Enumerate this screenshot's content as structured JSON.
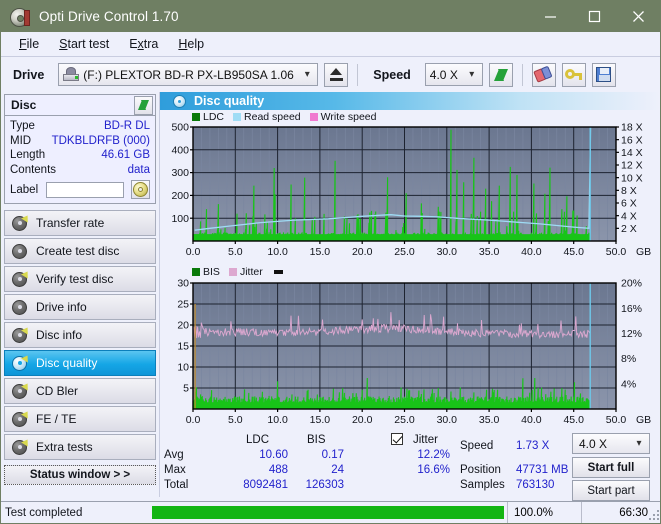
{
  "window": {
    "title": "Opti Drive Control 1.70",
    "icon": "disc-icon",
    "controls": {
      "minimize": "minimize-icon",
      "maximize": "maximize-icon",
      "close": "close-icon"
    }
  },
  "menu": {
    "items": [
      "File",
      "Start test",
      "Extra",
      "Help"
    ]
  },
  "toolbar": {
    "drive_label": "Drive",
    "drive_value": "(F:)   PLEXTOR BD-R  PX-LB950SA 1.06",
    "eject_icon": "eject-icon",
    "speed_label": "Speed",
    "speed_value": "4.0 X",
    "refresh_icon": "refresh-icon",
    "erase_icon": "eraser-icon",
    "key_icon": "key-icon",
    "save_icon": "save-icon"
  },
  "disc_panel": {
    "title": "Disc",
    "refresh_icon": "refresh-icon",
    "rows": [
      {
        "key": "Type",
        "value": "BD-R DL"
      },
      {
        "key": "MID",
        "value": "TDKBLDRFB (000)"
      },
      {
        "key": "Length",
        "value": "46.61 GB"
      },
      {
        "key": "Contents",
        "value": "data"
      }
    ],
    "label_key": "Label",
    "label_value": "",
    "label_placeholder": "",
    "disc_button_icon": "disc-icon"
  },
  "sidebar": {
    "items": [
      {
        "label": "Transfer rate",
        "selected": false
      },
      {
        "label": "Create test disc",
        "selected": false
      },
      {
        "label": "Verify test disc",
        "selected": false
      },
      {
        "label": "Drive info",
        "selected": false
      },
      {
        "label": "Disc info",
        "selected": false
      },
      {
        "label": "Disc quality",
        "selected": true
      },
      {
        "label": "CD Bler",
        "selected": false
      },
      {
        "label": "FE / TE",
        "selected": false
      },
      {
        "label": "Extra tests",
        "selected": false
      }
    ],
    "status_window_button": "Status window > >"
  },
  "panel": {
    "title": "Disc quality",
    "icon": "disc-quality-icon"
  },
  "stats": {
    "col_ldc": "LDC",
    "col_bis": "BIS",
    "jitter_label": "Jitter",
    "jitter_checked": true,
    "rows": [
      {
        "name": "Avg",
        "ldc": "10.60",
        "bis": "0.17",
        "jitter": "12.2%"
      },
      {
        "name": "Max",
        "ldc": "488",
        "bis": "24",
        "jitter": "16.6%"
      },
      {
        "name": "Total",
        "ldc": "8092481",
        "bis": "126303",
        "jitter": ""
      }
    ],
    "speed_label": "Speed",
    "speed_value": "1.73 X",
    "position_label": "Position",
    "position_value": "47731 MB",
    "samples_label": "Samples",
    "samples_value": "763130",
    "speed_select": "4.0 X",
    "start_full": "Start full",
    "start_part": "Start part"
  },
  "statusbar": {
    "text": "Test completed",
    "progress_pct": "100.0%",
    "progress_value": 100,
    "time": "66:30"
  },
  "colors": {
    "title_bar": "#6f7f63",
    "ldc_green": "#18c418",
    "read_speed_blue": "#9fdcf5",
    "write_speed_pink": "#f07ad0",
    "bis_green": "#18c418",
    "jitter_pink": "#dda8d0",
    "plot_bg_top": "#6b7790",
    "plot_bg_bottom": "#8b95ab",
    "accent_blue": "#2222cc",
    "progress_green": "#13b513",
    "selection_blue": "#15a6e6"
  },
  "chart_data": [
    {
      "type": "line",
      "id": "ldc-chart",
      "title": "Disc quality",
      "legend": [
        {
          "name": "LDC",
          "color": "#0a7a0a"
        },
        {
          "name": "Read speed",
          "color": "#9fdcf5"
        },
        {
          "name": "Write speed",
          "color": "#f07ad0"
        }
      ],
      "legend_position": "top-left",
      "grid": true,
      "xlabel": "GB",
      "x_ticks": [
        "0.0",
        "5.0",
        "10.0",
        "15.0",
        "20.0",
        "25.0",
        "30.0",
        "35.0",
        "40.0",
        "45.0",
        "50.0"
      ],
      "xlim": [
        0,
        50
      ],
      "ylabel_left": "LDC",
      "y_ticks_left": [
        "100",
        "200",
        "300",
        "400",
        "500"
      ],
      "ylim_left": [
        0,
        500
      ],
      "ylabel_right": "Speed",
      "y_ticks_right": [
        "2 X",
        "4 X",
        "6 X",
        "8 X",
        "10 X",
        "12 X",
        "14 X",
        "16 X",
        "18 X"
      ],
      "ylim_right": [
        0,
        18
      ],
      "series": [
        {
          "name": "Read speed",
          "color": "#9fdcf5",
          "axis": "right",
          "x": [
            0.2,
            2,
            4,
            6,
            8,
            10,
            12,
            14,
            16,
            18,
            20,
            22,
            23.4,
            25,
            27,
            29,
            31,
            33,
            35,
            37,
            39,
            41,
            43,
            45,
            46.8,
            46.9,
            47.0
          ],
          "y": [
            1.7,
            2.0,
            2.3,
            2.6,
            2.9,
            3.1,
            3.3,
            3.4,
            3.5,
            3.7,
            3.9,
            4.05,
            4.15,
            3.95,
            3.9,
            3.8,
            3.6,
            3.45,
            3.3,
            3.1,
            2.9,
            2.7,
            2.45,
            2.2,
            2.0,
            10.0,
            18.0
          ]
        },
        {
          "name": "LDC",
          "color": "#18c418",
          "axis": "left",
          "description": "dense green spike field spanning 0 to 47 GB, baseline band ~15-40, frequent spikes 100-350, maximum spike 488 near 30.5 GB",
          "baseline_range": [
            12,
            45
          ],
          "max_value": 488,
          "max_position_gb": 30.5,
          "end_position_gb": 47
        }
      ]
    },
    {
      "type": "line",
      "id": "bis-chart",
      "legend": [
        {
          "name": "BIS",
          "color": "#0a7a0a"
        },
        {
          "name": "Jitter",
          "color": "#dda8d0"
        }
      ],
      "legend_position": "top-left",
      "grid": true,
      "xlabel": "GB",
      "x_ticks": [
        "0.0",
        "5.0",
        "10.0",
        "15.0",
        "20.0",
        "25.0",
        "30.0",
        "35.0",
        "40.0",
        "45.0",
        "50.0"
      ],
      "xlim": [
        0,
        50
      ],
      "ylabel_left": "BIS",
      "y_ticks_left": [
        "5",
        "10",
        "15",
        "20",
        "25",
        "30"
      ],
      "ylim_left": [
        0,
        30
      ],
      "ylabel_right": "Jitter",
      "y_ticks_right": [
        "4%",
        "8%",
        "12%",
        "16%",
        "20%"
      ],
      "ylim_right": [
        0,
        20
      ],
      "series": [
        {
          "name": "Jitter",
          "color": "#dda8d0",
          "axis": "right",
          "description": "noisy band averaging about 12.2%, ranging roughly 11% to 14%, peaks near 16.6% around 23-24 GB, ends at 47 GB",
          "mean_pct": 12.2,
          "max_pct": 16.6,
          "end_position_gb": 47
        },
        {
          "name": "BIS",
          "color": "#18c418",
          "axis": "left",
          "description": "dense low green band with baseline about 2, frequent spikes to 4-5, a few spikes to 7, maximum 24",
          "baseline_range": [
            1,
            3
          ],
          "max_value": 24,
          "end_position_gb": 47
        }
      ]
    }
  ]
}
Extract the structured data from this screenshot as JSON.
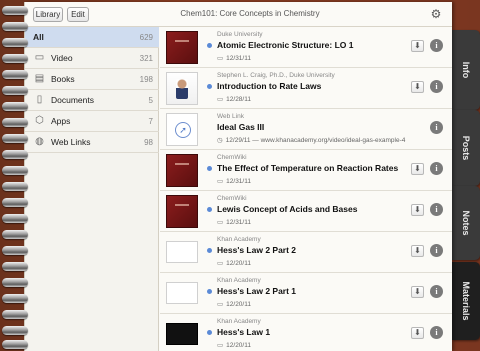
{
  "header": {
    "library_label": "Library",
    "edit_label": "Edit",
    "title": "Chem101: Core Concepts in Chemistry"
  },
  "sidebar": {
    "items": [
      {
        "label": "All",
        "count": "629",
        "icon": "none"
      },
      {
        "label": "Video",
        "count": "321",
        "icon": "video-icon"
      },
      {
        "label": "Books",
        "count": "198",
        "icon": "book-icon"
      },
      {
        "label": "Documents",
        "count": "5",
        "icon": "document-icon"
      },
      {
        "label": "Apps",
        "count": "7",
        "icon": "apps-icon"
      },
      {
        "label": "Web Links",
        "count": "98",
        "icon": "globe-icon"
      }
    ]
  },
  "materials": [
    {
      "source": "Duke University",
      "title": "Atomic Electronic Structure: LO 1",
      "date": "12/31/11",
      "thumb": "book",
      "meta_icon": "monitor-icon"
    },
    {
      "source": "Stephen L. Craig, Ph.D., Duke University",
      "title": "Introduction to Rate Laws",
      "date": "12/28/11",
      "thumb": "person",
      "meta_icon": "monitor-icon"
    },
    {
      "source": "Web Link",
      "title": "Ideal Gas III",
      "date": "12/29/11  —  www.khanacademy.org/video/ideal-gas-example-4",
      "thumb": "link",
      "meta_icon": "clock-icon"
    },
    {
      "source": "ChemWiki",
      "title": "The Effect of Temperature on Reaction Rates",
      "date": "12/31/11",
      "thumb": "book",
      "meta_icon": "monitor-icon"
    },
    {
      "source": "ChemWiki",
      "title": "Lewis Concept of Acids and Bases",
      "date": "12/31/11",
      "thumb": "book",
      "meta_icon": "monitor-icon"
    },
    {
      "source": "Khan Academy",
      "title": "Hess's Law 2 Part 2",
      "date": "12/20/11",
      "thumb": "blank",
      "meta_icon": "monitor-icon"
    },
    {
      "source": "Khan Academy",
      "title": "Hess's Law 2 Part 1",
      "date": "12/20/11",
      "thumb": "blank",
      "meta_icon": "monitor-icon"
    },
    {
      "source": "Khan Academy",
      "title": "Hess's Law 1",
      "date": "12/20/11",
      "thumb": "video",
      "meta_icon": "monitor-icon"
    }
  ],
  "tabs": [
    {
      "label": "Info"
    },
    {
      "label": "Posts"
    },
    {
      "label": "Notes"
    },
    {
      "label": "Materials",
      "active": true
    }
  ],
  "colors": {
    "selected_row": "#cfdcef",
    "unread_dot": "#5b8ad6",
    "cover": "#8a3d22"
  }
}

........

▶ [Aim] Write out every line of the data that holds the word "dense".

▶ [Result of the exercise]
          "description": "dense green spike field spanning 0 to 47 GB, baseline band ~15-40, frequent spikes 100-350, maximum spike 488 near 30.5 GB",
          "description": "dense low green band with baseline about 2, frequent spikes to 4-5, a few spikes to 7, maximum 24",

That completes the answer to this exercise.